◆ PROMPT
Reproduce every entry exactly.

◆ RECORDS
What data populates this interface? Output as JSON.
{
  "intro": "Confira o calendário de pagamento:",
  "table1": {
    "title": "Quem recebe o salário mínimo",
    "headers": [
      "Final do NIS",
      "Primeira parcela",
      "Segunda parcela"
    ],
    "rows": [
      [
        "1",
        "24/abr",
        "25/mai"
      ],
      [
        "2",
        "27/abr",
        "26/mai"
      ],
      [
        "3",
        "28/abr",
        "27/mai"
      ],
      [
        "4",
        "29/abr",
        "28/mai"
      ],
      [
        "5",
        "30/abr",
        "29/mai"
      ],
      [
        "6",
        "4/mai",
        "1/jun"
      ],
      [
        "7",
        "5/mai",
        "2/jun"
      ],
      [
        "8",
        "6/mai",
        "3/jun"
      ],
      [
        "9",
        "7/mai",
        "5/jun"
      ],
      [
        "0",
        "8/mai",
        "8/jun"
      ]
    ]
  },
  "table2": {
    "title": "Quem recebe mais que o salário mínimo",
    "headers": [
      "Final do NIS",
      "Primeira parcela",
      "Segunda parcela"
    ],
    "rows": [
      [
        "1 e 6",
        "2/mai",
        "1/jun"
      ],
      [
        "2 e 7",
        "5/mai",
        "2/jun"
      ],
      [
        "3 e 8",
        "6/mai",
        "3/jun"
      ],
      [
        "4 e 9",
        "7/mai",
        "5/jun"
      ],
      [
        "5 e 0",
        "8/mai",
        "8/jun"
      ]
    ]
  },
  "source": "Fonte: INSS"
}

◆ TASK RESULT
What data populates this interface? Output as JSON.
{
  "intro": "Confira o calendário de pagamento:",
  "table1": {
    "title": "Quem recebe o salário mínimo",
    "headers": [
      "Final do NIS",
      "Primeira parcela",
      "Segunda parcela"
    ],
    "rows": [
      [
        "1",
        "24/abr",
        "25/mai"
      ],
      [
        "2",
        "27/abr",
        "26/mai"
      ],
      [
        "3",
        "28/abr",
        "27/mai"
      ],
      [
        "4",
        "29/abr",
        "28/mai"
      ],
      [
        "5",
        "30/abr",
        "29/mai"
      ],
      [
        "6",
        "4/mai",
        "1/jun"
      ],
      [
        "7",
        "5/mai",
        "2/jun"
      ],
      [
        "8",
        "6/mai",
        "3/jun"
      ],
      [
        "9",
        "7/mai",
        "5/jun"
      ],
      [
        "0",
        "8/mai",
        "8/jun"
      ]
    ]
  },
  "table2": {
    "title": "Quem recebe mais que o salário mínimo",
    "headers": [
      "Final do NIS",
      "Primeira parcela",
      "Segunda parcela"
    ],
    "rows": [
      [
        "1 e 6",
        "2/mai",
        "1/jun"
      ],
      [
        "2 e 7",
        "5/mai",
        "2/jun"
      ],
      [
        "3 e 8",
        "6/mai",
        "3/jun"
      ],
      [
        "4 e 9",
        "7/mai",
        "5/jun"
      ],
      [
        "5 e 0",
        "8/mai",
        "8/jun"
      ]
    ]
  },
  "source": "Fonte: INSS"
}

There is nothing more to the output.